MATERIAL FOR THIS EXERCISE.
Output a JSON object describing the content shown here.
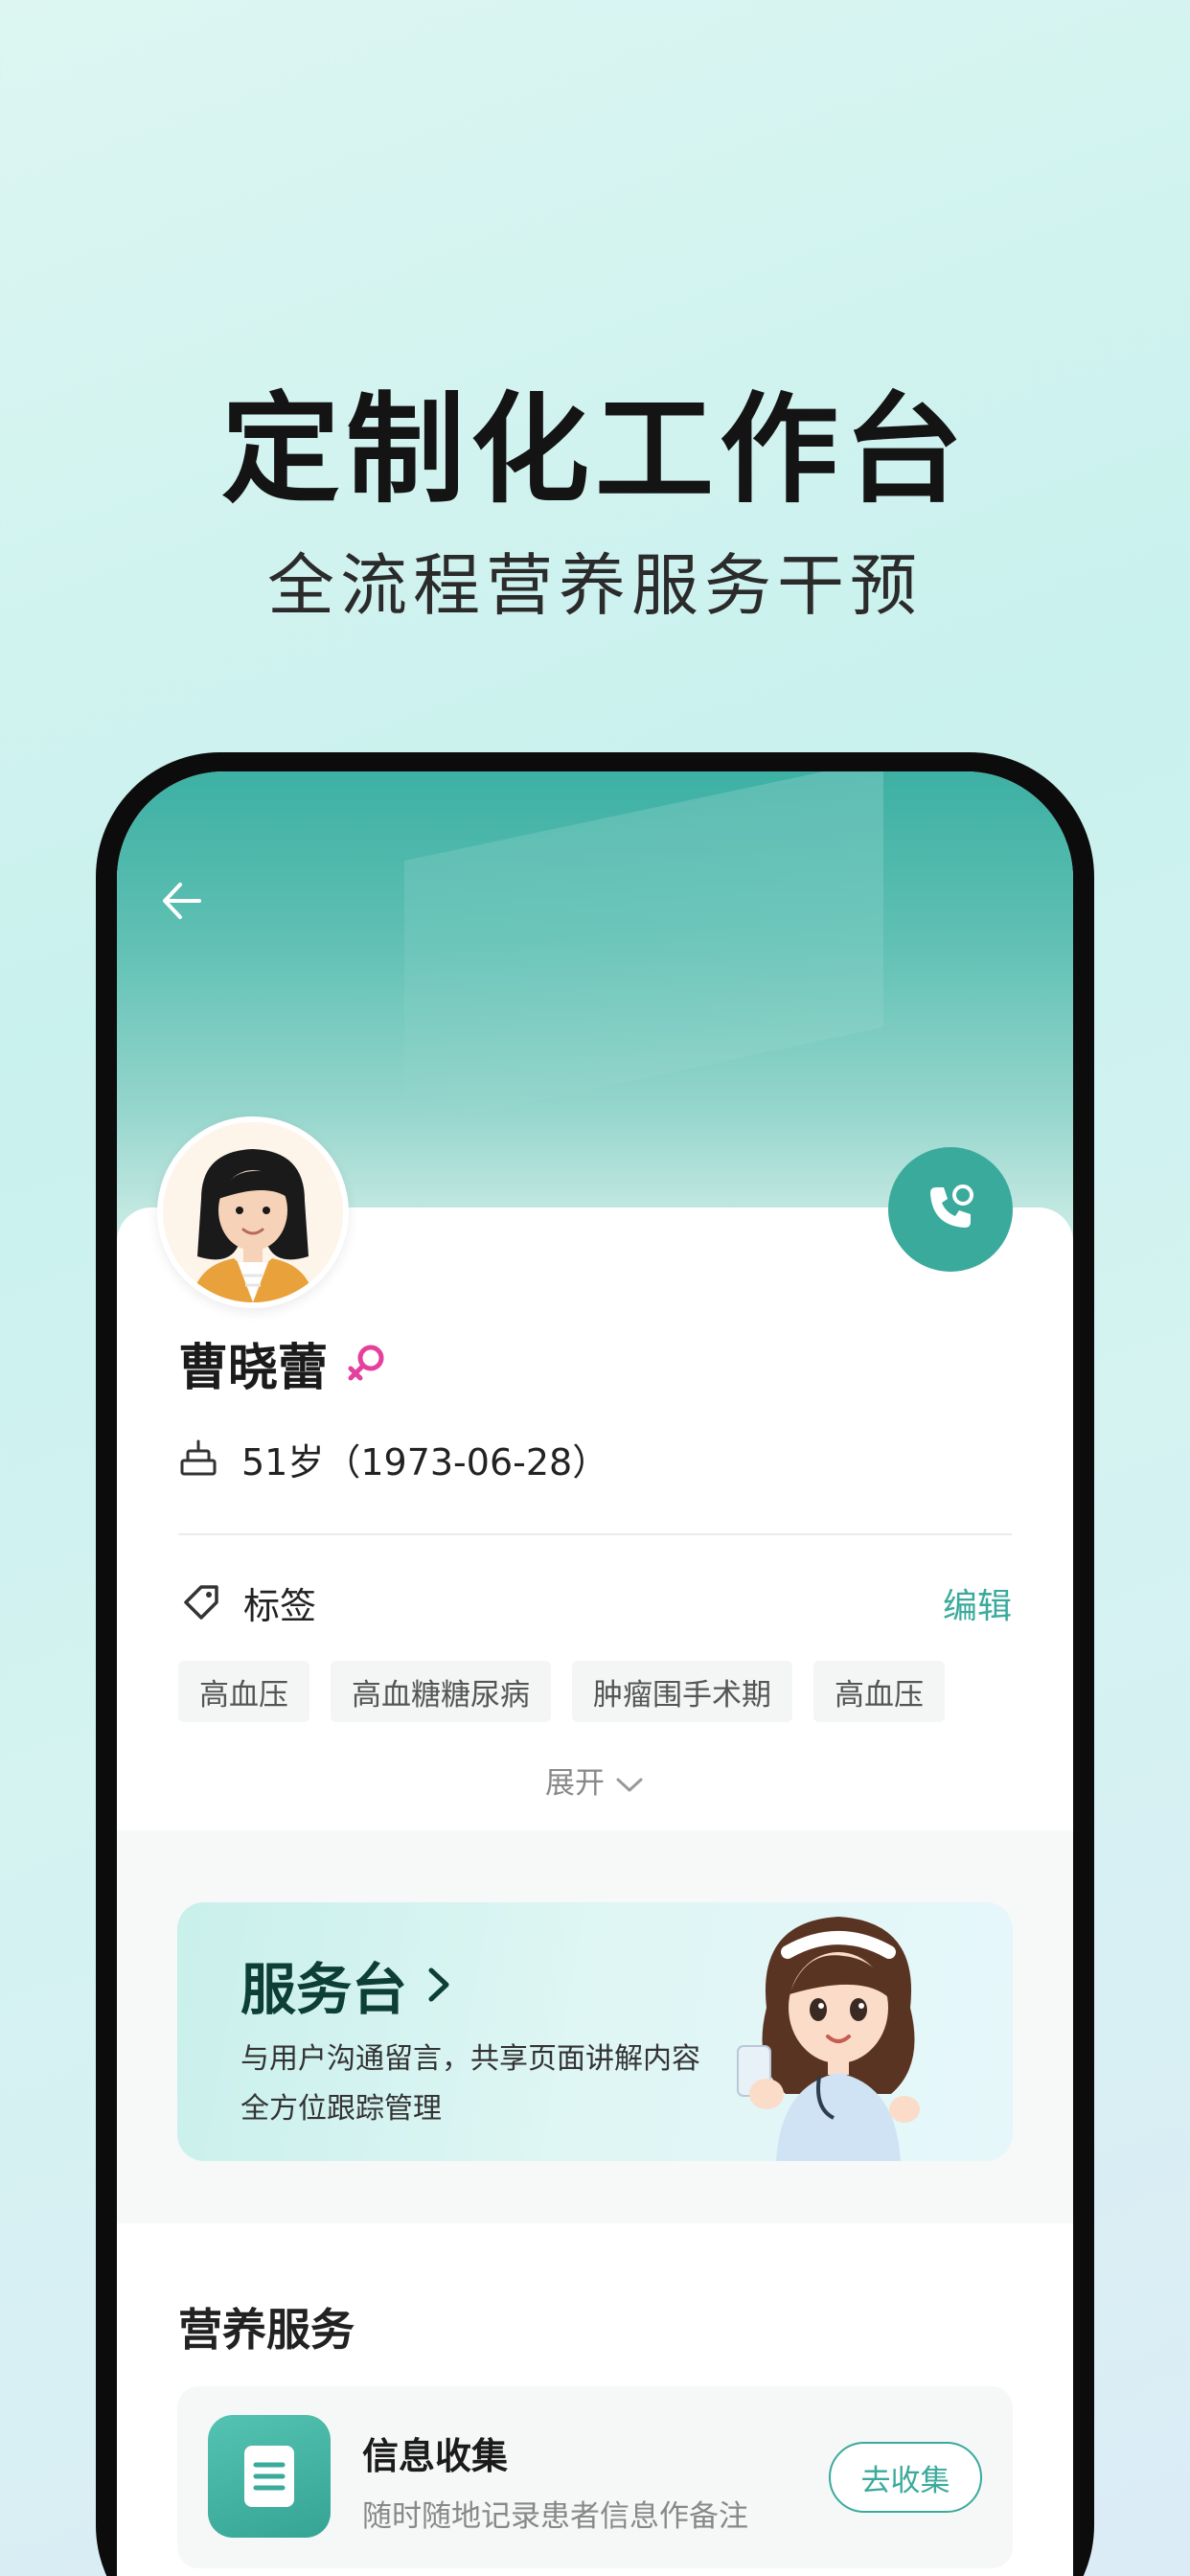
{
  "hero": {
    "title": "定制化工作台",
    "subtitle": "全流程营养服务干预"
  },
  "profile": {
    "name": "曹晓蕾",
    "gender_icon": "female-icon",
    "age_text": "51岁（1973-06-28）"
  },
  "tags": {
    "label": "标签",
    "edit": "编辑",
    "items": [
      "高血压",
      "高血糖糖尿病",
      "肿瘤围手术期",
      "高血压"
    ],
    "expand": "展开"
  },
  "service": {
    "title": "服务台",
    "desc_line1": "与用户沟通留言，共享页面讲解内容",
    "desc_line2": "全方位跟踪管理"
  },
  "nutrition": {
    "section_title": "营养服务",
    "info_title": "信息收集",
    "info_desc": "随时随地记录患者信息作备注",
    "collect_button": "去收集"
  },
  "colors": {
    "accent": "#3aaa9c",
    "gender": "#e5409b"
  }
}
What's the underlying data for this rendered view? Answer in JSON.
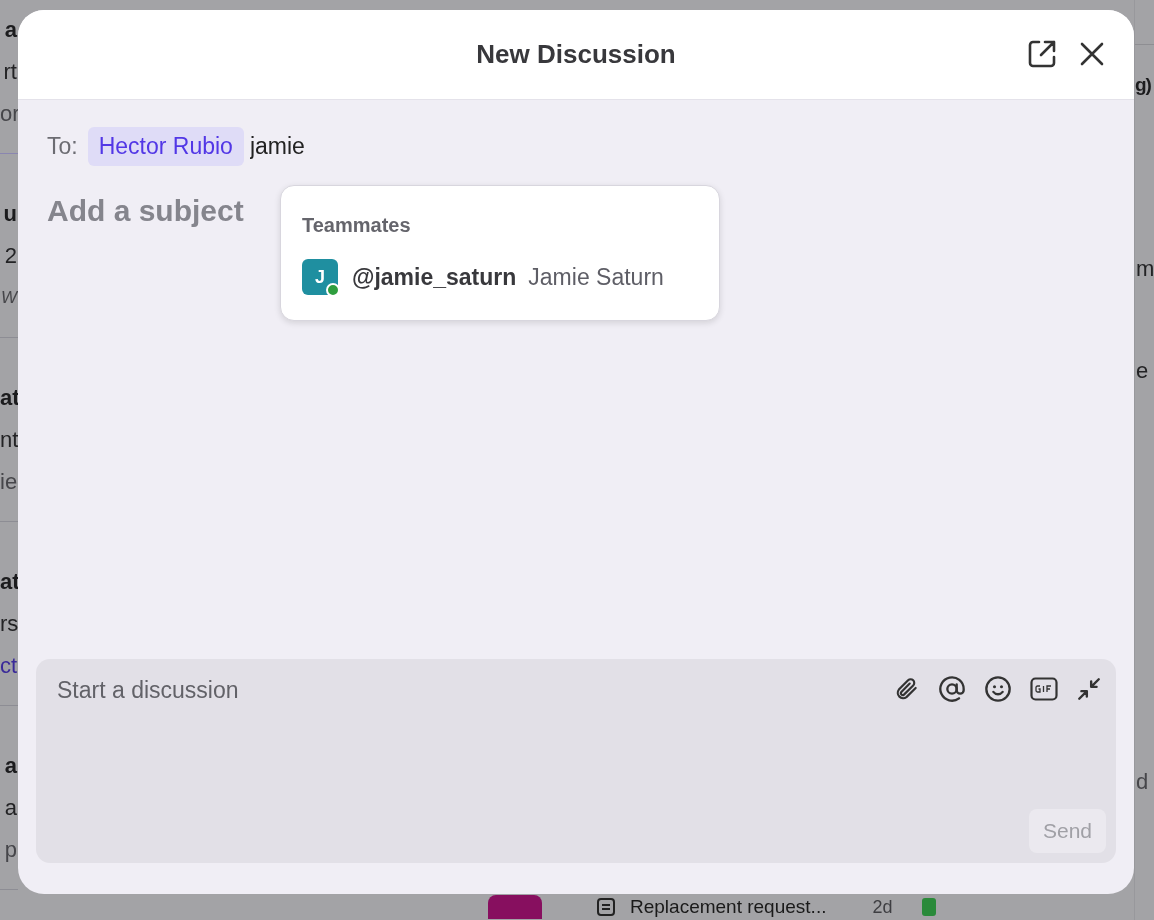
{
  "background": {
    "left_column": [
      {
        "lines": [
          {
            "text": "a",
            "kind": "bold"
          },
          {
            "text": "rt",
            "kind": "plain"
          },
          {
            "text": "or",
            "kind": "muted"
          }
        ]
      },
      {
        "lines": [
          {
            "text": "u",
            "kind": "bold"
          },
          {
            "text": "2",
            "kind": "plain"
          },
          {
            "text": "W",
            "kind": "italic"
          }
        ]
      },
      {
        "lines": [
          {
            "text": "at",
            "kind": "bold"
          },
          {
            "text": "nt",
            "kind": "plain"
          },
          {
            "text": "ie",
            "kind": "muted"
          }
        ]
      },
      {
        "lines": [
          {
            "text": "at",
            "kind": "bold"
          },
          {
            "text": "rs",
            "kind": "plain"
          },
          {
            "text": "ct",
            "kind": "link"
          }
        ]
      },
      {
        "lines": [
          {
            "text": "a",
            "kind": "bold"
          },
          {
            "text": "a",
            "kind": "plain"
          },
          {
            "text": "p",
            "kind": "muted"
          }
        ]
      }
    ],
    "right_column": [
      {
        "text": "g)",
        "kind": "bold"
      },
      {
        "text": "m",
        "kind": "plain"
      },
      {
        "text": "e",
        "kind": "plain"
      },
      {
        "text": "d",
        "kind": "muted"
      }
    ],
    "bottom_row": {
      "title": "Replacement request...",
      "age": "2d"
    }
  },
  "modal": {
    "title": "New Discussion",
    "to": {
      "label": "To:",
      "recipients": [
        {
          "name": "Hector Rubio"
        }
      ],
      "value": "jamie"
    },
    "subject": {
      "placeholder": "Add a subject"
    },
    "suggestions": {
      "heading": "Teammates",
      "items": [
        {
          "initial": "J",
          "handle": "@jamie_saturn",
          "name": "Jamie Saturn",
          "online": true
        }
      ]
    },
    "composer": {
      "placeholder": "Start a discussion",
      "send": {
        "label": "Send",
        "disabled": true
      }
    }
  }
}
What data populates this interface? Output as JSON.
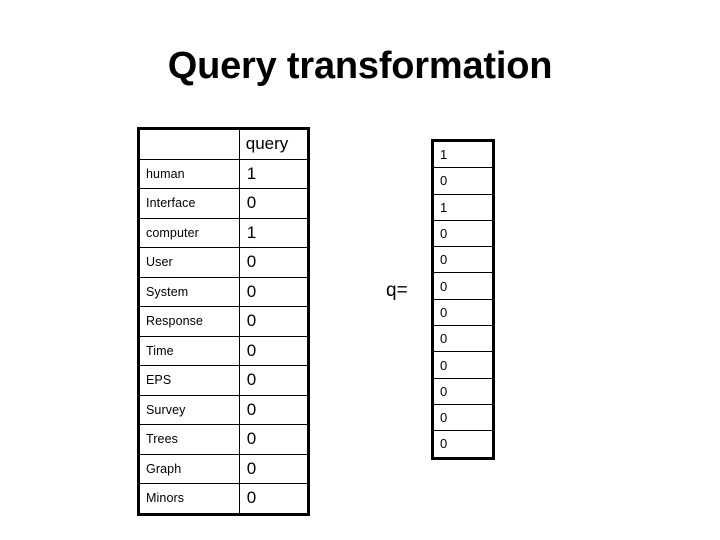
{
  "slide": {
    "title": "Query transformation",
    "background_color": "#ffffff",
    "text_color": "#000000"
  },
  "term_matrix": {
    "name": "term-query-matrix",
    "columns": [
      "",
      "query"
    ],
    "header_blank": "",
    "header_query": "query",
    "rows": [
      {
        "term": "human",
        "value": "1"
      },
      {
        "term": "Interface",
        "value": "0"
      },
      {
        "term": "computer",
        "value": "1"
      },
      {
        "term": "User",
        "value": "0"
      },
      {
        "term": "System",
        "value": "0"
      },
      {
        "term": "Response",
        "value": "0"
      },
      {
        "term": "Time",
        "value": "0"
      },
      {
        "term": "EPS",
        "value": "0"
      },
      {
        "term": "Survey",
        "value": "0"
      },
      {
        "term": "Trees",
        "value": "0"
      },
      {
        "term": "Graph",
        "value": "0"
      },
      {
        "term": "Minors",
        "value": "0"
      }
    ]
  },
  "query_vector": {
    "label": "q=",
    "values": [
      "1",
      "0",
      "1",
      "0",
      "0",
      "0",
      "0",
      "0",
      "0",
      "0",
      "0",
      "0"
    ]
  }
}
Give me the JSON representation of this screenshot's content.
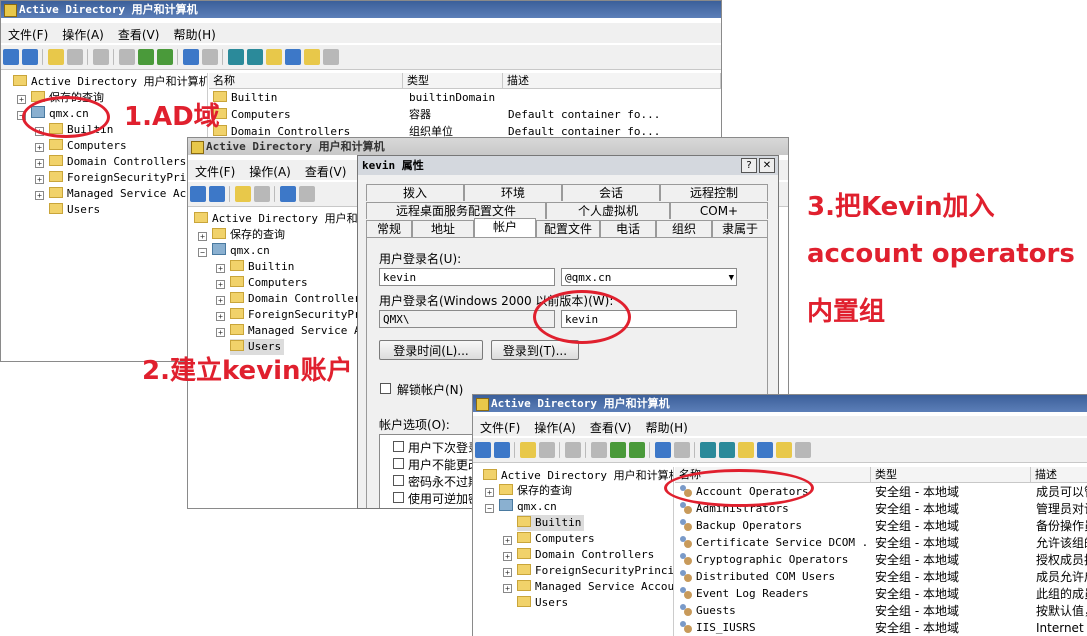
{
  "app_title": "Active Directory 用户和计算机",
  "menu": [
    "文件(F)",
    "操作(A)",
    "查看(V)",
    "帮助(H)"
  ],
  "tree": {
    "root": "Active Directory 用户和计算机",
    "saved_queries": "保存的查询",
    "domain": "qmx.cn",
    "children": [
      "Builtin",
      "Computers",
      "Domain Controllers",
      "ForeignSecurityPrincipals",
      "Managed Service Accounts",
      "Users"
    ]
  },
  "win1": {
    "tree_root": "Active Directory 用户和计算机",
    "tree_children": [
      "Builtin",
      "Computers",
      "Domain Controllers",
      "ForeignSecurityPrinc",
      "Managed Service Acco",
      "Users"
    ],
    "columns": [
      "名称",
      "类型",
      "描述"
    ],
    "rows": [
      {
        "name": "Builtin",
        "type": "builtinDomain",
        "desc": ""
      },
      {
        "name": "Computers",
        "type": "容器",
        "desc": "Default container fo..."
      },
      {
        "name": "Domain Controllers",
        "type": "组织单位",
        "desc": "Default container fo..."
      }
    ]
  },
  "win2": {
    "tree_root": "Active Directory 用户和计",
    "tree_children": [
      "Builtin",
      "Computers",
      "Domain Controllers",
      "ForeignSecurityPri",
      "Managed Service Ac",
      "Users"
    ]
  },
  "dialog": {
    "title": "kevin 属性",
    "help_btn": "?",
    "close_btn": "✕",
    "tabs_row1": [
      "拨入",
      "环境",
      "会话",
      "远程控制"
    ],
    "tabs_row2": [
      "远程桌面服务配置文件",
      "个人虚拟机",
      "COM+"
    ],
    "tabs_row3": [
      "常规",
      "地址",
      "帐户",
      "配置文件",
      "电话",
      "组织",
      "隶属于"
    ],
    "logon_name_label": "用户登录名(U):",
    "logon_name_value": "kevin",
    "domain_suffix": "@qmx.cn",
    "pre2000_label": "用户登录名(Windows 2000 以前版本)(W):",
    "pre2000_domain": "QMX\\",
    "pre2000_user": "kevin",
    "logon_hours_btn": "登录时间(L)...",
    "logon_to_btn": "登录到(T)...",
    "unlock_label": "解锁帐户(N)",
    "options_label": "帐户选项(O):",
    "options": [
      "用户下次登录",
      "用户不能更改",
      "密码永不过期",
      "使用可逆加密"
    ]
  },
  "win3": {
    "tree_children": [
      "Builtin",
      "Computers",
      "Domain Controllers",
      "ForeignSecurityPrincip",
      "Managed Service Accour",
      "Users"
    ],
    "columns": [
      "名称",
      "类型",
      "描述"
    ],
    "rows": [
      {
        "name": "Account Operators",
        "type": "安全组 - 本地域",
        "desc": "成员可以管"
      },
      {
        "name": "Administrators",
        "type": "安全组 - 本地域",
        "desc": "管理员对计"
      },
      {
        "name": "Backup Operators",
        "type": "安全组 - 本地域",
        "desc": "备份操作员"
      },
      {
        "name": "Certificate Service DCOM ...",
        "type": "安全组 - 本地域",
        "desc": "允许该组的"
      },
      {
        "name": "Cryptographic Operators",
        "type": "安全组 - 本地域",
        "desc": "授权成员执"
      },
      {
        "name": "Distributed COM Users",
        "type": "安全组 - 本地域",
        "desc": "成员允许启"
      },
      {
        "name": "Event Log Readers",
        "type": "安全组 - 本地域",
        "desc": "此组的成员"
      },
      {
        "name": "Guests",
        "type": "安全组 - 本地域",
        "desc": "按默认值，"
      },
      {
        "name": "IIS_IUSRS",
        "type": "安全组 - 本地域",
        "desc": "Internet 信"
      }
    ]
  },
  "annotations": {
    "a1": "1.AD域",
    "a2": "2.建立kevin账户",
    "a3_line1": "3.把Kevin加入",
    "a3_line2": "account operators",
    "a3_line3": "内置组"
  },
  "colors": {
    "annotation_red": "#e0202e",
    "title_blue": "#3b5f9a"
  }
}
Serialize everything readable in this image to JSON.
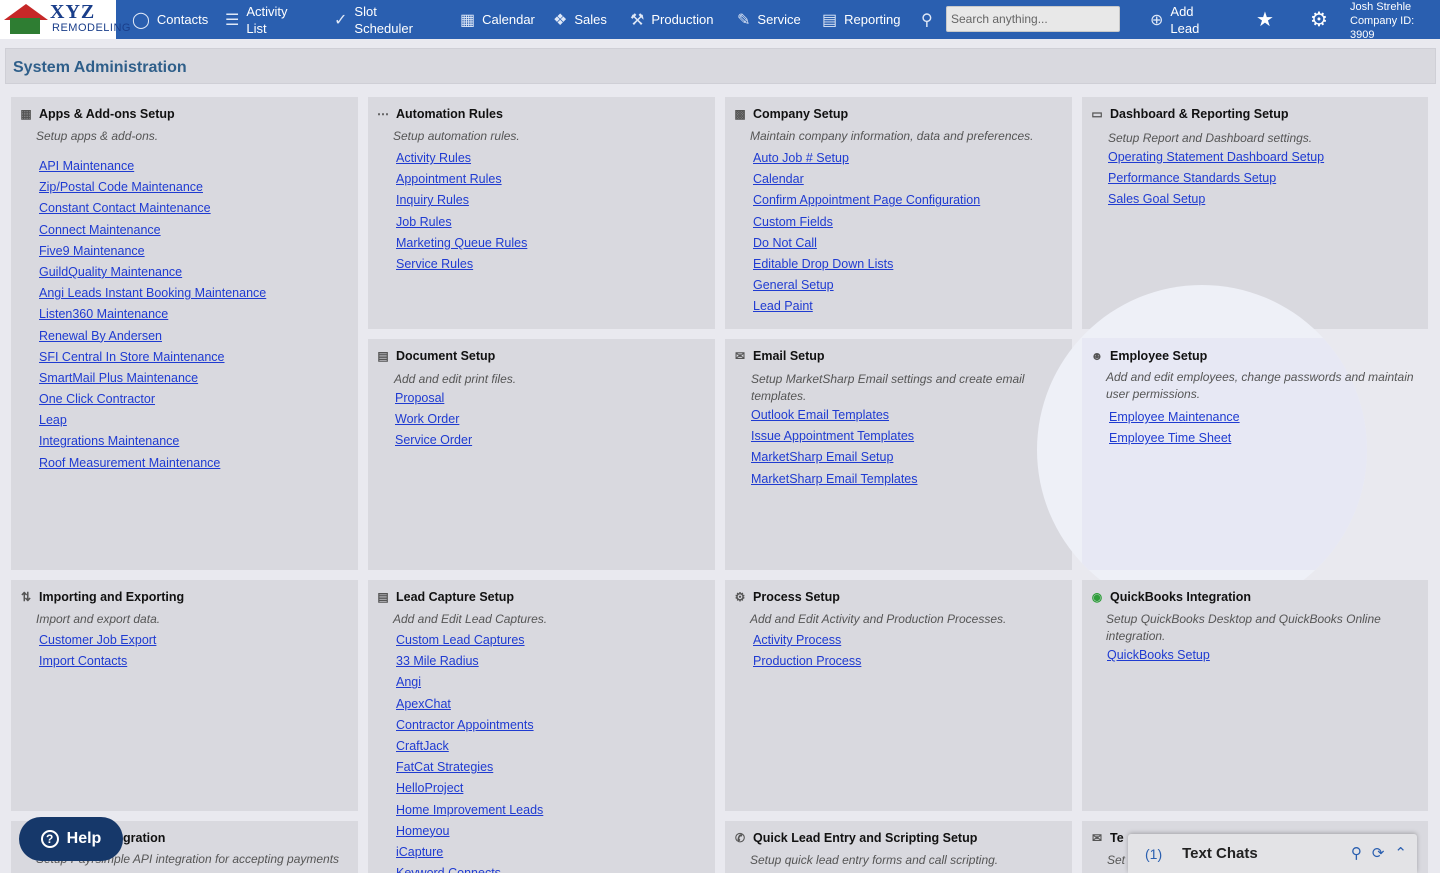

INSTRUCTION. Locate the string "content" in the listing above and copy every line where it occurs.

TASK ANSWER.
Output a JSON object describing the content shown here.
Give me the JSON representation of this screenshot's content.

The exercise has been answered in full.